Dossier : IMM-3445-99


ENTRE :

     THOMAS STUART CHARLES,

     demandeur,

     et

     LE MINISTRE DE LA CITOYENNETÉ ET DE L'IMMIGRATION,

     défendeur.


     MOTIFS DE L'ORDONNANCE


LE JUGE GIBSON :


[1]      Le 15 juillet, j'ai entendu par téléconférence une demande de sursis à l'exécution d'une mesure de renvoi prise à l'encontre du demandeur. Le demandeur devait être renvoyé en Écosse le 16 juillet en fin de journée.

[2]      La demande de sursis s'inscrit dans le cadre d'une demande d'autorisation et de contrôle judiciaire visant à obliger le défendeur à se prononcer sur la demande par laquelle le demandeur sollicite, alors qu'il se trouve au Canada, le droit d'établissement pour des raisons d'ordre humanitaire. Cette demande date du 11 février 1999.

DONNÉES RELEVÉES –
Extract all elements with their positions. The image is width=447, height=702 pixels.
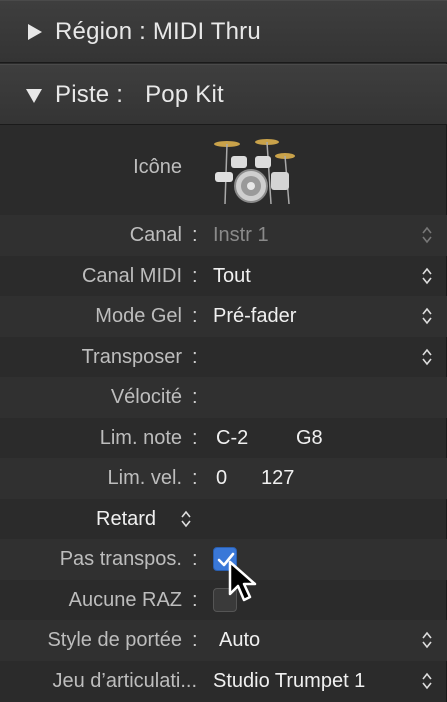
no-reset-label: Aucune RAZ [68, 588, 182, 611]
channel-row[interactable]: Canal : Instr 1 [0, 215, 447, 256]
up-down-arrows-icon[interactable] [421, 266, 433, 286]
midi-channel-row[interactable]: Canal MIDI : Tout [0, 256, 447, 297]
disclosure-triangle-expanded-icon[interactable] [25, 86, 43, 104]
colon: : [192, 466, 198, 489]
staff-style-value[interactable]: Auto [219, 629, 260, 652]
velocity-limit-high[interactable]: 127 [261, 467, 294, 490]
velocity-label: Vélocité [110, 385, 182, 408]
up-down-arrows-icon[interactable] [421, 306, 433, 326]
velocity-row[interactable]: Vélocité : [0, 377, 447, 418]
articulation-set-label: Jeu d’articulati... [52, 669, 197, 692]
colon: : [192, 547, 198, 570]
region-title: Région : MIDI Thru [55, 17, 261, 45]
note-limit-row: Lim. note : C-2 G8 [0, 418, 447, 459]
colon: : [192, 304, 198, 327]
velocity-limit-label: Lim. vel. [107, 466, 182, 489]
drum-kit-icon[interactable] [205, 134, 297, 206]
disclosure-triangle-collapsed-icon[interactable] [25, 23, 43, 41]
velocity-limit-low[interactable]: 0 [216, 467, 227, 490]
velocity-limit-row: Lim. vel. : 0 127 [0, 458, 447, 499]
up-down-arrows-icon[interactable] [421, 671, 433, 691]
no-transpose-row: Pas transpos. : [0, 539, 447, 580]
staff-style-row[interactable]: Style de portée : Auto [0, 620, 447, 661]
colon: : [192, 628, 198, 651]
colon: : [192, 385, 198, 408]
track-header[interactable]: Piste : Pop Kit [0, 64, 447, 125]
up-down-arrows-icon[interactable] [421, 347, 433, 367]
channel-label: Canal [129, 223, 182, 246]
colon: : [192, 345, 198, 368]
icon-label: Icône [133, 156, 182, 178]
staff-style-label: Style de portée [47, 628, 182, 651]
region-header[interactable]: Région : MIDI Thru [0, 0, 447, 63]
colon: : [192, 264, 198, 287]
note-limit-low[interactable]: C-2 [216, 427, 248, 450]
articulation-set-value[interactable]: Studio Trumpet 1 [213, 670, 365, 693]
channel-value[interactable]: Instr 1 [213, 224, 269, 247]
no-transpose-label: Pas transpos. [59, 547, 182, 570]
note-limit-label: Lim. note [99, 426, 182, 449]
icon-row: Icône [0, 126, 447, 212]
up-down-arrows-icon[interactable] [421, 630, 433, 650]
up-down-arrows-icon[interactable] [421, 225, 433, 245]
colon: : [192, 426, 198, 449]
up-down-arrows-icon[interactable] [180, 509, 192, 529]
midi-channel-value[interactable]: Tout [213, 265, 251, 288]
colon: : [192, 223, 198, 246]
colon: : [192, 588, 198, 611]
delay-row[interactable]: Retard [0, 499, 447, 540]
articulation-set-row[interactable]: Jeu d’articulati... Studio Trumpet 1 [0, 661, 447, 702]
midi-channel-label: Canal MIDI [81, 264, 182, 287]
transpose-row[interactable]: Transposer : [0, 337, 447, 378]
mouse-pointer-icon [228, 560, 257, 602]
no-reset-row: Aucune RAZ : [0, 580, 447, 621]
note-limit-high[interactable]: G8 [296, 427, 323, 450]
freeze-mode-row[interactable]: Mode Gel : Pré-fader [0, 296, 447, 337]
track-name: Pop Kit [145, 80, 224, 108]
track-header-label: Piste : [55, 80, 124, 108]
inspector-panel: Région : MIDI Thru Piste : Pop Kit Icône [0, 0, 447, 702]
freeze-mode-label: Mode Gel [95, 304, 182, 327]
delay-label[interactable]: Retard [96, 508, 156, 531]
transpose-label: Transposer [81, 345, 182, 368]
freeze-mode-value[interactable]: Pré-fader [213, 305, 296, 328]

CONSIGNE 1 – D'après l'extrait, dans quel pays le demandeur devait-il être renvoyé ?
CONSIGNE 2 – Recopiez à l'identique la partie de la liste qui commence à la ligne contenant « no-reset-label: Aucune RAZ » et s'achève à la ligne contenant « midi-channel-row[interactable]: Canal MIDI », ces deux lignes comprises.
L'extrait et la liste sont deux documents distincts.

RÉSULTAT ATTENDU 1 – En Écosse.

RÉSULTAT ATTENDU 2 –
no-reset-label: Aucune RAZ [68, 588, 182, 611]
channel-row[interactable]: Canal : Instr 1 [0, 215, 447, 256]
up-down-arrows-icon[interactable] [421, 266, 433, 286]
midi-channel-row[interactable]: Canal MIDI : Tout [0, 256, 447, 297]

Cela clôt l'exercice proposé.